═══ Working data ═══

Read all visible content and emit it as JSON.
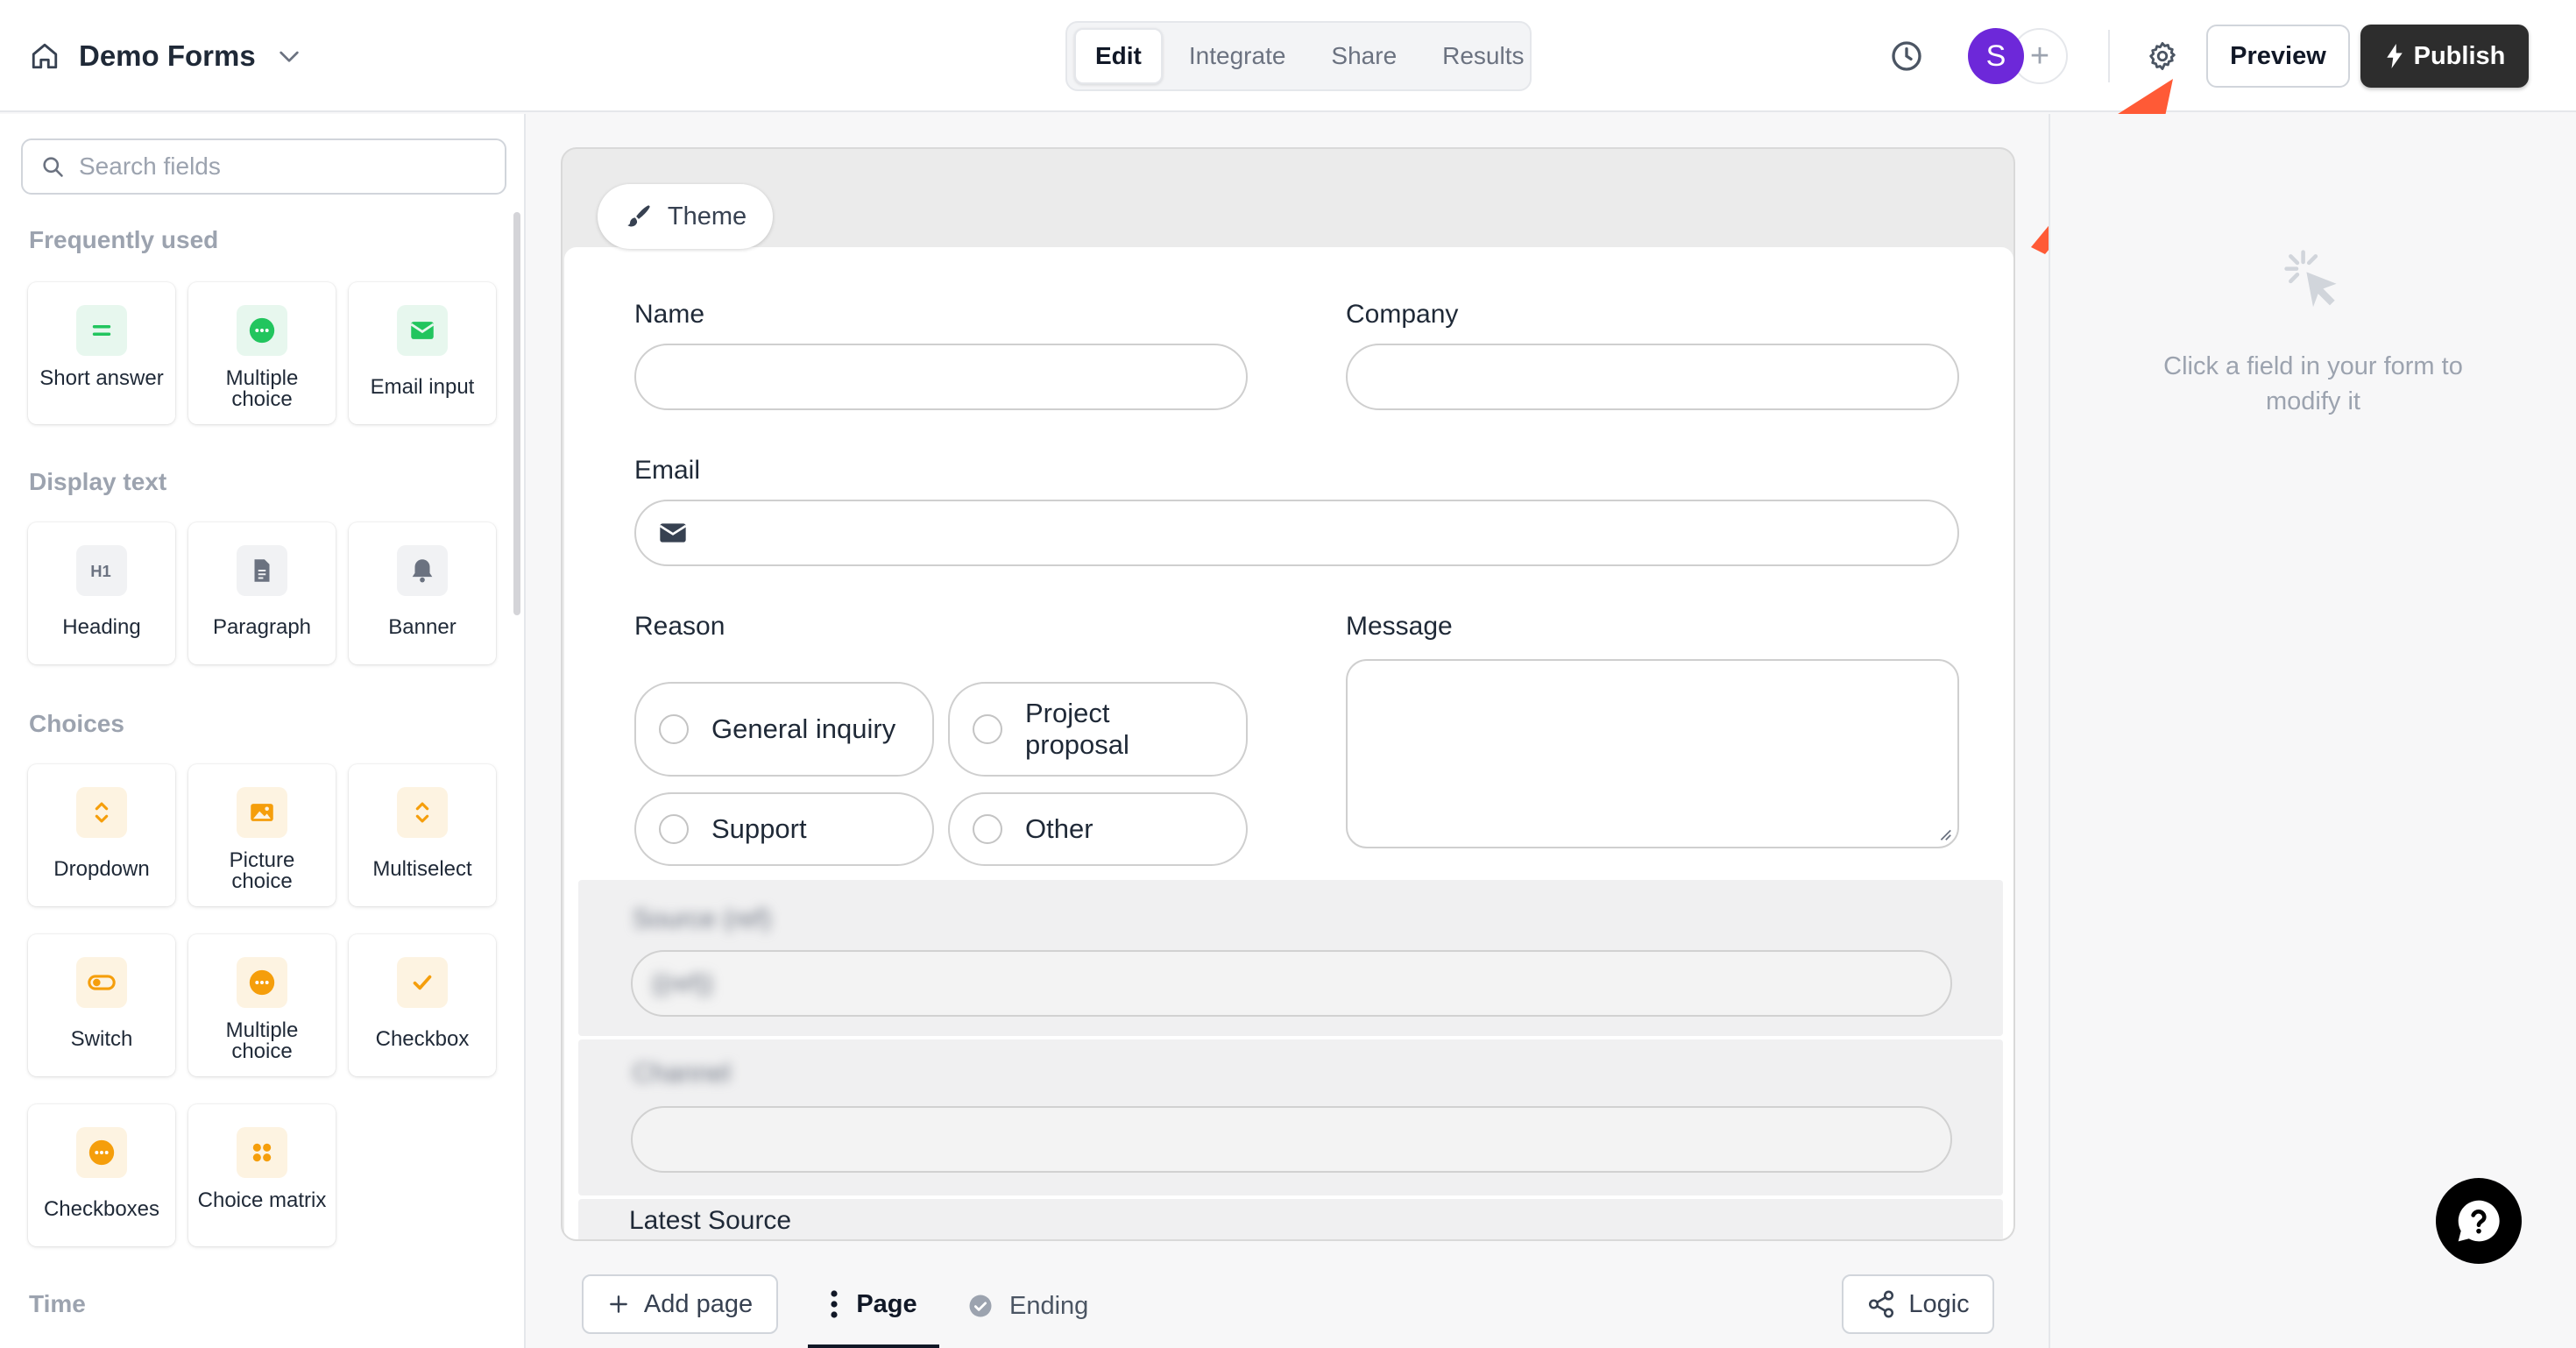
{
  "header": {
    "workspace_title": "Demo Forms",
    "tabs": [
      {
        "label": "Edit",
        "active": true
      },
      {
        "label": "Integrate",
        "active": false
      },
      {
        "label": "Share",
        "active": false
      },
      {
        "label": "Results",
        "active": false
      }
    ],
    "avatar_initial": "S",
    "add_member_symbol": "+",
    "preview_label": "Preview",
    "publish_label": "Publish"
  },
  "sidebar": {
    "search_placeholder": "Search fields",
    "sections": [
      {
        "title": "Frequently used",
        "items": [
          {
            "label": "Short answer",
            "icon": "equals-icon",
            "color": "green"
          },
          {
            "label": "Multiple choice",
            "icon": "dots-circle-icon",
            "color": "green"
          },
          {
            "label": "Email input",
            "icon": "envelope-icon",
            "color": "green"
          }
        ]
      },
      {
        "title": "Display text",
        "items": [
          {
            "label": "Heading",
            "icon": "h1-icon",
            "color": "gray"
          },
          {
            "label": "Paragraph",
            "icon": "document-icon",
            "color": "gray"
          },
          {
            "label": "Banner",
            "icon": "bell-icon",
            "color": "gray"
          }
        ]
      },
      {
        "title": "Choices",
        "items": [
          {
            "label": "Dropdown",
            "icon": "chevron-updown-icon",
            "color": "orange"
          },
          {
            "label": "Picture choice",
            "icon": "image-icon",
            "color": "orange"
          },
          {
            "label": "Multiselect",
            "icon": "chevron-updown-icon",
            "color": "orange"
          },
          {
            "label": "Switch",
            "icon": "toggle-icon",
            "color": "orange"
          },
          {
            "label": "Multiple choice",
            "icon": "dots-circle-icon",
            "color": "orange"
          },
          {
            "label": "Checkbox",
            "icon": "check-icon",
            "color": "orange"
          },
          {
            "label": "Checkboxes",
            "icon": "dots-circle-icon",
            "color": "orange"
          },
          {
            "label": "Choice matrix",
            "icon": "grid-icon",
            "color": "orange"
          }
        ]
      },
      {
        "title": "Time",
        "items": []
      }
    ]
  },
  "canvas": {
    "theme_label": "Theme",
    "fields": {
      "name_label": "Name",
      "company_label": "Company",
      "email_label": "Email",
      "reason_label": "Reason",
      "message_label": "Message",
      "reason_options": [
        "General inquiry",
        "Project proposal",
        "Support",
        "Other"
      ],
      "hidden_field_1_label": "Source (ref)",
      "hidden_field_1_value": "{{ref}}",
      "hidden_field_2_label": "Channel",
      "latest_source_label": "Latest Source"
    }
  },
  "bottom_bar": {
    "add_page_label": "Add page",
    "page_label": "Page",
    "ending_label": "Ending",
    "logic_label": "Logic"
  },
  "right_panel": {
    "hint": "Click a field in your form to modify it"
  },
  "colors": {
    "publish_bg": "#2d2d2d",
    "avatar_bg": "#6d28d9",
    "green_icon": "#22c55e",
    "orange_icon": "#f59e0b",
    "annotation_arrow": "#ff5a36"
  }
}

═══

Using the data above, print every line exactly, omitting pictures.

→ **Written solution**:
Read all visible content and emit it as JSON.
{
  "header": {
    "workspace_title": "Demo Forms",
    "tabs": [
      {
        "label": "Edit",
        "active": true
      },
      {
        "label": "Integrate",
        "active": false
      },
      {
        "label": "Share",
        "active": false
      },
      {
        "label": "Results",
        "active": false
      }
    ],
    "avatar_initial": "S",
    "add_member_symbol": "+",
    "preview_label": "Preview",
    "publish_label": "Publish"
  },
  "sidebar": {
    "search_placeholder": "Search fields",
    "sections": [
      {
        "title": "Frequently used",
        "items": [
          {
            "label": "Short answer",
            "icon": "equals-icon",
            "color": "green"
          },
          {
            "label": "Multiple choice",
            "icon": "dots-circle-icon",
            "color": "green"
          },
          {
            "label": "Email input",
            "icon": "envelope-icon",
            "color": "green"
          }
        ]
      },
      {
        "title": "Display text",
        "items": [
          {
            "label": "Heading",
            "icon": "h1-icon",
            "color": "gray"
          },
          {
            "label": "Paragraph",
            "icon": "document-icon",
            "color": "gray"
          },
          {
            "label": "Banner",
            "icon": "bell-icon",
            "color": "gray"
          }
        ]
      },
      {
        "title": "Choices",
        "items": [
          {
            "label": "Dropdown",
            "icon": "chevron-updown-icon",
            "color": "orange"
          },
          {
            "label": "Picture choice",
            "icon": "image-icon",
            "color": "orange"
          },
          {
            "label": "Multiselect",
            "icon": "chevron-updown-icon",
            "color": "orange"
          },
          {
            "label": "Switch",
            "icon": "toggle-icon",
            "color": "orange"
          },
          {
            "label": "Multiple choice",
            "icon": "dots-circle-icon",
            "color": "orange"
          },
          {
            "label": "Checkbox",
            "icon": "check-icon",
            "color": "orange"
          },
          {
            "label": "Checkboxes",
            "icon": "dots-circle-icon",
            "color": "orange"
          },
          {
            "label": "Choice matrix",
            "icon": "grid-icon",
            "color": "orange"
          }
        ]
      },
      {
        "title": "Time",
        "items": []
      }
    ]
  },
  "canvas": {
    "theme_label": "Theme",
    "fields": {
      "name_label": "Name",
      "company_label": "Company",
      "email_label": "Email",
      "reason_label": "Reason",
      "message_label": "Message",
      "reason_options": [
        "General inquiry",
        "Project proposal",
        "Support",
        "Other"
      ],
      "hidden_field_1_label": "Source (ref)",
      "hidden_field_1_value": "{{ref}}",
      "hidden_field_2_label": "Channel",
      "latest_source_label": "Latest Source"
    }
  },
  "bottom_bar": {
    "add_page_label": "Add page",
    "page_label": "Page",
    "ending_label": "Ending",
    "logic_label": "Logic"
  },
  "right_panel": {
    "hint": "Click a field in your form to modify it"
  },
  "colors": {
    "publish_bg": "#2d2d2d",
    "avatar_bg": "#6d28d9",
    "green_icon": "#22c55e",
    "orange_icon": "#f59e0b",
    "annotation_arrow": "#ff5a36"
  }
}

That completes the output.